- _Set problem_:
Set down the material below word for word, excluding the pictures.

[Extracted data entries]
============

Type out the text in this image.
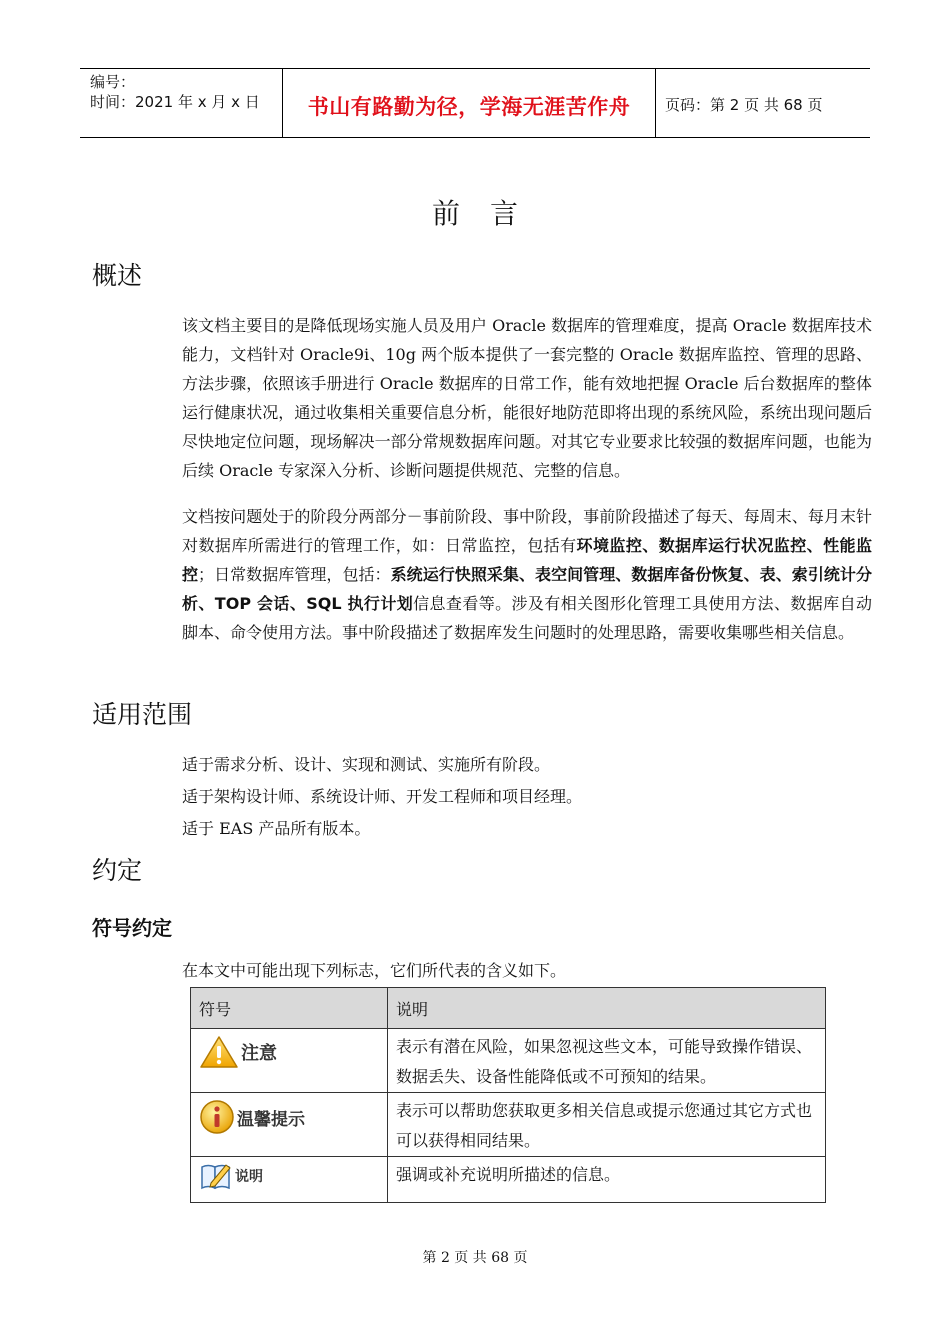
编号：
时间：2021 年 x 月 x 日	书山有路勤为径，学海无涯苦作舟	页码：第 2 页 共 68 页
前言
概述

该文档主要目的是降低现场实施人员及用户 Oracle 数据库的管理难度，提高 Oracle 数据库技术能力，文档针对 Oracle9i、10g 两个版本提供了一套完整的 Oracle 数据库监控、管理的思路、方法步骤，依照该手册进行 Oracle 数据库的日常工作，能有效地把握 Oracle 后台数据库的整体运行健康状况，通过收集相关重要信息分析，能很好地防范即将出现的系统风险，系统出现问题后尽快地定位问题，现场解决一部分常规数据库问题。对其它专业要求比较强的数据库问题，也能为后续 Oracle 专家深入分析、诊断问题提供规范、完整的信息。

文档按问题处于的阶段分两部分－事前阶段、事中阶段，事前阶段描述了每天、每周末、每月末针对数据库所需进行的管理工作，如：日常监控，包括有环境监控、数据库运行状况监控、性能监控；日常数据库管理，包括：系统运行快照采集、表空间管理、数据库备份恢复、表、索引统计分析、TOP 会话、SQL 执行计划信息查看等。涉及有相关图形化管理工具使用方法、数据库自动脚本、命令使用方法。事中阶段描述了数据库发生问题时的处理思路，需要收集哪些相关信息。

适用范围
适于需求分析、设计、实现和测试、实施所有阶段。
适于架构设计师、系统设计师、开发工程师和项目经理。
适于 EAS 产品所有版本。
约定
符号约定
在本文中可能出现下列标志，它们所代表的含义如下。
符号	说明

注意	表示有潜在风险，如果忽视这些文本，可能导致操作错误、数据丢失、设备性能降低或不可预知的结果。

温馨提示	表示可以帮助您获取更多相关信息或提示您通过其它方式也可以获得相同结果。

说明	强调或补充说明所描述的信息。
第 2 页 共 68 页
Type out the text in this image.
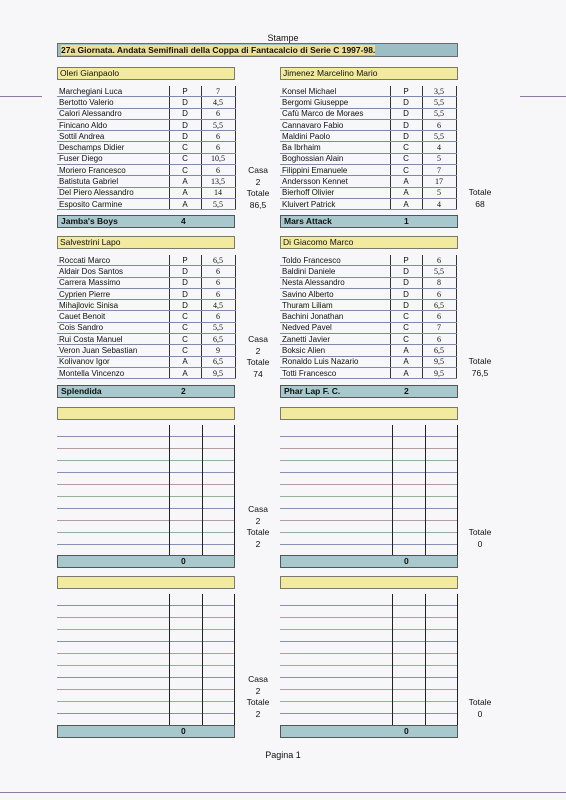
Stampe
27a Giornata. Andata Semifinali della Coppa di Fantacalcio di Serie C 1997-98.
Oleri Gianpaolo	Jimenez Marcelino Mario
Marchegiani Luca	P	7
Bertotto Valerio	D	4,5
Calori Alessandro	D	6
Finicano Aldo	D	5,5
Sottil Andrea	D	6
Deschamps Didier	C	6
Fuser Diego	C	10,5
Moriero Francesco	C	6
Batistuta Gabriel	A	13,5
Del Piero Alessandro	A	14
Esposito Carmine	A	5,5
Konsel Michael	P	3,5
Bergomi Giuseppe	D	5,5
Cafù Marco de Moraes	D	5,5
Cannavaro Fabio	D	6
Maldini Paolo	D	5,5
Ba Ibrhaim	C	4
Boghossian Alain	C	5
Filippini Emanuele	C	7
Andersson Kennet	A	17
Bierhoff Olivier	A	5
Kluivert Patrick	A	4
Casa
2
Totale
86,5
Totale
68
Jamba's Boys	4	Mars Attack	1
Salvestrini Lapo	Di Giacomo Marco
Roccati Marco	P	6,5
Aldair Dos Santos	D	6
Carrera Massimo	D	6
Cyprien Pierre	D	6
Mihajlovic Sinisa	D	4,5
Cauet Benoit	C	6
Cois Sandro	C	5,5
Rui Costa Manuel	C	6,5
Veron Juan Sebastian	C	9
Kolivanov Igor	A	6,5
Montella Vincenzo	A	9,5
Toldo Francesco	P	6
Baldini Daniele	D	5,5
Nesta Alessandro	D	8
Savino Alberto	D	6
Thuram Liliam	D	6,5
Bachini Jonathan	C	6
Nedved Pavel	C	7
Zanetti Javier	C	6
Boksic Alien	A	6,5
Ronaldo Luis Nazario	A	9,5
Totti Francesco	A	9,5
Casa
2
Totale
74
Totale
76,5
Splendida	2	Phar Lap F. C.	2
Casa
2
Totale
2
Totale
0
0	0
Casa
2
Totale
2
Totale
0
0	0
Pagina 1
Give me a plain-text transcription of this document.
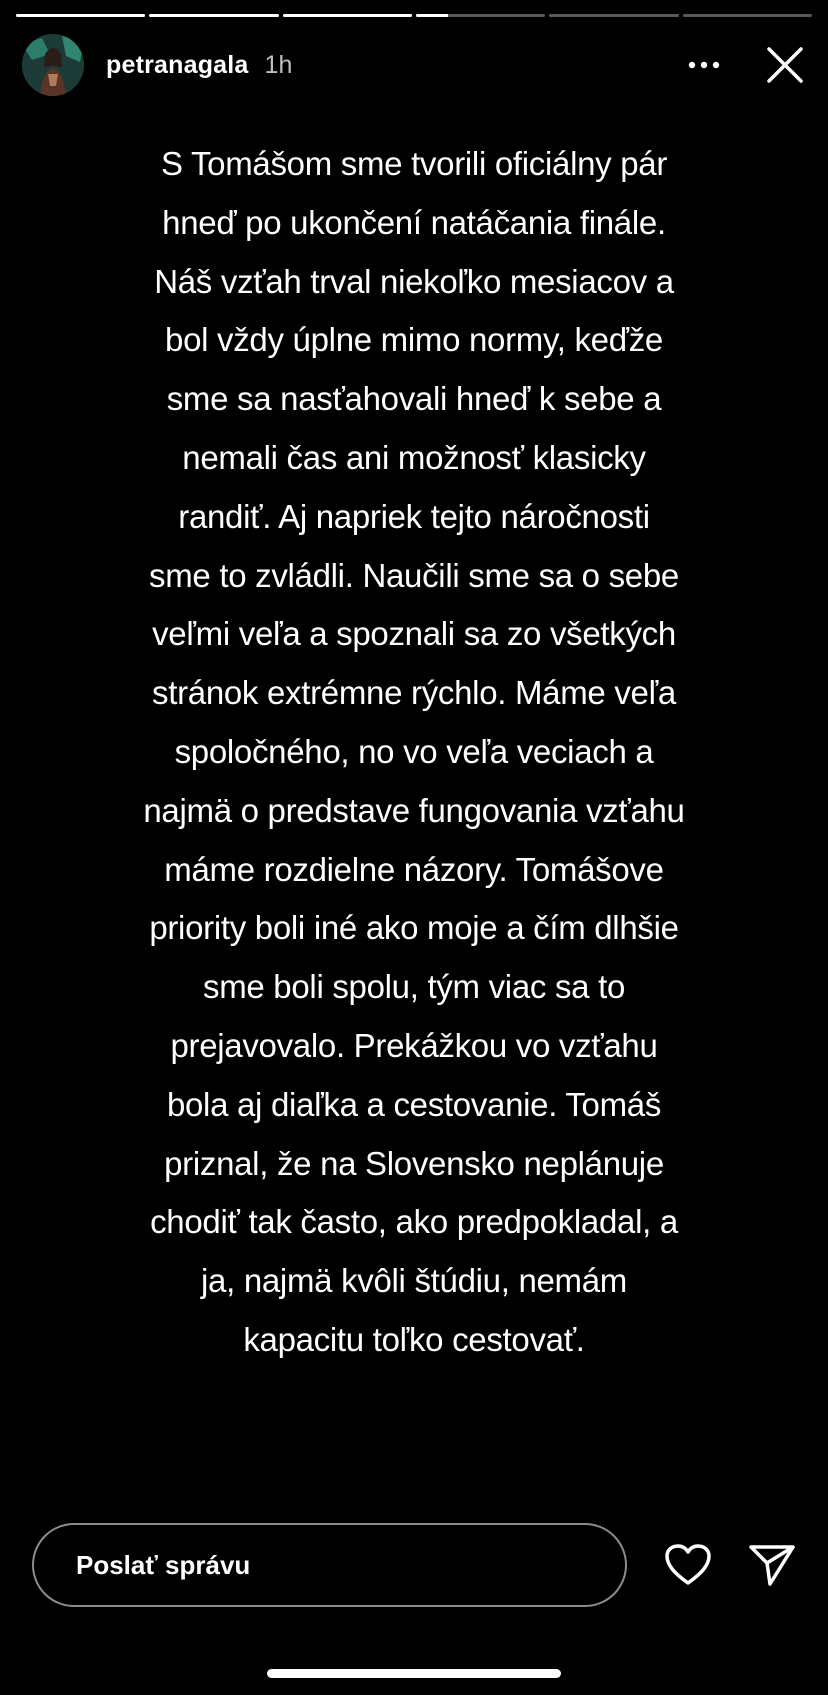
petranagala 1h
S Tomášom sme tvorili oficiálny pár
hneď po ukončení natáčania finále.
Náš vzťah trval niekoľko mesiacov a
bol vždy úplne mimo normy, keďže
sme sa nasťahovali hneď k sebe a
nemali čas ani možnosť klasicky
randiť. Aj napriek tejto náročnosti
sme to zvládli. Naučili sme sa o sebe
veľmi veľa a spoznali sa zo všetkých
stránok extrémne rýchlo. Máme veľa
spoločného, no vo veľa veciach a
najmä o predstave fungovania vzťahu
máme rozdielne názory. Tomášove
priority boli iné ako moje a čím dlhšie
sme boli spolu, tým viac sa to
prejavovalo. Prekážkou vo vzťahu
bola aj diaľka a cestovanie. Tomáš
priznal, že na Slovensko neplánuje
chodiť tak často, ako predpokladal, a
ja, najmä kvôli štúdiu, nemám
kapacitu toľko cestovať.
Poslať správu
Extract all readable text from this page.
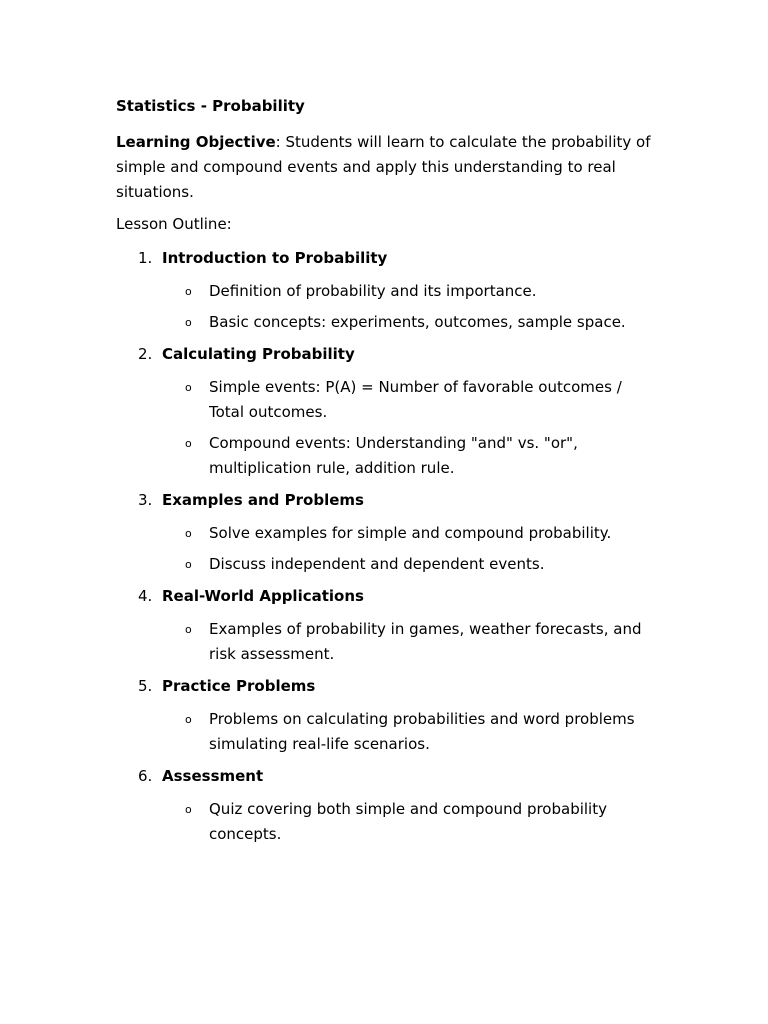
Statistics - Probability
Learning Objective: Students will learn to calculate the probability of simple and compound events and apply this understanding to real situations.
Lesson Outline:
1. Introduction to Probability
o Definition of probability and its importance.
o Basic concepts: experiments, outcomes, sample space.
2. Calculating Probability
o Simple events: P(A) = Number of favorable outcomes / Total outcomes.
o Compound events: Understanding "and" vs. "or", multiplication rule, addition rule.
3. Examples and Problems
o Solve examples for simple and compound probability.
o Discuss independent and dependent events.
4. Real-World Applications
o Examples of probability in games, weather forecasts, and risk assessment.
5. Practice Problems
o Problems on calculating probabilities and word problems simulating real-life scenarios.
6. Assessment
o Quiz covering both simple and compound probability concepts.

============

- _Exercise answer_:
Type out the text in this image.
编号：
时间：2021 年 x 月 x 日	书山有路勤为径，学海无涯苦作舟	页码：第 2 页 共 68 页
前言
概述

该文档主要目的是降低现场实施人员及用户 Oracle 数据库的管理难度，提高 Oracle 数据库技术能力，文档针对 Oracle9i、10g 两个版本提供了一套完整的 Oracle 数据库监控、管理的思路、方法步骤，依照该手册进行 Oracle 数据库的日常工作，能有效地把握 Oracle 后台数据库的整体运行健康状况，通过收集相关重要信息分析，能很好地防范即将出现的系统风险，系统出现问题后尽快地定位问题，现场解决一部分常规数据库问题。对其它专业要求比较强的数据库问题，也能为后续 Oracle 专家深入分析、诊断问题提供规范、完整的信息。

文档按问题处于的阶段分两部分－事前阶段、事中阶段，事前阶段描述了每天、每周末、每月末针对数据库所需进行的管理工作，如：日常监控，包括有环境监控、数据库运行状况监控、性能监控；日常数据库管理，包括：系统运行快照采集、表空间管理、数据库备份恢复、表、索引统计分析、TOP 会话、SQL 执行计划信息查看等。涉及有相关图形化管理工具使用方法、数据库自动脚本、命令使用方法。事中阶段描述了数据库发生问题时的处理思路，需要收集哪些相关信息。

适用范围
适于需求分析、设计、实现和测试、实施所有阶段。
适于架构设计师、系统设计师、开发工程师和项目经理。
适于 EAS 产品所有版本。
约定
符号约定
在本文中可能出现下列标志，它们所代表的含义如下。
符号	说明

注意	表示有潜在风险，如果忽视这些文本，可能导致操作错误、数据丢失、设备性能降低或不可预知的结果。

温馨提示	表示可以帮助您获取更多相关信息或提示您通过其它方式也可以获得相同结果。

说明	强调或补充说明所描述的信息。
第 2 页 共 68 页
Type out the text in this image.
Stampe
27a Giornata. Andata Semifinali della Coppa di Fantacalcio di Serie C 1997-98.
Oleri Gianpaolo	Jimenez Marcelino Mario
Marchegiani Luca	P	7
Bertotto Valerio	D	4,5
Calori Alessandro	D	6
Finicano Aldo	D	5,5
Sottil Andrea	D	6
Deschamps Didier	C	6
Fuser Diego	C	10,5
Moriero Francesco	C	6
Batistuta Gabriel	A	13,5
Del Piero Alessandro	A	14
Esposito Carmine	A	5,5
Konsel Michael	P	3,5
Bergomi Giuseppe	D	5,5
Cafù Marco de Moraes	D	5,5
Cannavaro Fabio	D	6
Maldini Paolo	D	5,5
Ba Ibrhaim	C	4
Boghossian Alain	C	5
Filippini Emanuele	C	7
Andersson Kennet	A	17
Bierhoff Olivier	A	5
Kluivert Patrick	A	4
Casa
2
Totale
86,5
Totale
68
Jamba's Boys	4	Mars Attack	1
Salvestrini Lapo	Di Giacomo Marco
Roccati Marco	P	6,5
Aldair Dos Santos	D	6
Carrera Massimo	D	6
Cyprien Pierre	D	6
Mihajlovic Sinisa	D	4,5
Cauet Benoit	C	6
Cois Sandro	C	5,5
Rui Costa Manuel	C	6,5
Veron Juan Sebastian	C	9
Kolivanov Igor	A	6,5
Montella Vincenzo	A	9,5
Toldo Francesco	P	6
Baldini Daniele	D	5,5
Nesta Alessandro	D	8
Savino Alberto	D	6
Thuram Liliam	D	6,5
Bachini Jonathan	C	6
Nedved Pavel	C	7
Zanetti Javier	C	6
Boksic Alien	A	6,5
Ronaldo Luis Nazario	A	9,5
Totti Francesco	A	9,5
Casa
2
Totale
74
Totale
76,5
Splendida	2	Phar Lap F. C.	2
Casa
2
Totale
2
Totale
0
0	0
Casa
2
Totale
2
Totale
0
0	0
Pagina 1
Give me a plain-text transcription of this document.
petranagala 1h
S Tomášom sme tvorili oficiálny pár
hneď po ukončení natáčania finále.
Náš vzťah trval niekoľko mesiacov a
bol vždy úplne mimo normy, keďže
sme sa nasťahovali hneď k sebe a
nemali čas ani možnosť klasicky
randiť. Aj napriek tejto náročnosti
sme to zvládli. Naučili sme sa o sebe
veľmi veľa a spoznali sa zo všetkých
stránok extrémne rýchlo. Máme veľa
spoločného, no vo veľa veciach a
najmä o predstave fungovania vzťahu
máme rozdielne názory. Tomášove
priority boli iné ako moje a čím dlhšie
sme boli spolu, tým viac sa to
prejavovalo. Prekážkou vo vzťahu
bola aj diaľka a cestovanie. Tomáš
priznal, že na Slovensko neplánuje
chodiť tak často, ako predpokladal, a
ja, najmä kvôli štúdiu, nemám
kapacitu toľko cestovať.
Poslať správu
Extract all readable text from this page.
Statistics - Probability
Learning Objective: Students will learn to calculate the probability of simple and compound events and apply this understanding to real situations.
Lesson Outline:
1. Introduction to Probability
o Definition of probability and its importance.
o Basic concepts: experiments, outcomes, sample space.
2. Calculating Probability
o Simple events: P(A) = Number of favorable outcomes / Total outcomes.
o Compound events: Understanding "and" vs. "or", multiplication rule, addition rule.
3. Examples and Problems
o Solve examples for simple and compound probability.
o Discuss independent and dependent events.
4. Real-World Applications
o Examples of probability in games, weather forecasts, and risk assessment.
5. Practice Problems
o Problems on calculating probabilities and word problems simulating real-life scenarios.
6. Assessment
o Quiz covering both simple and compound probability concepts.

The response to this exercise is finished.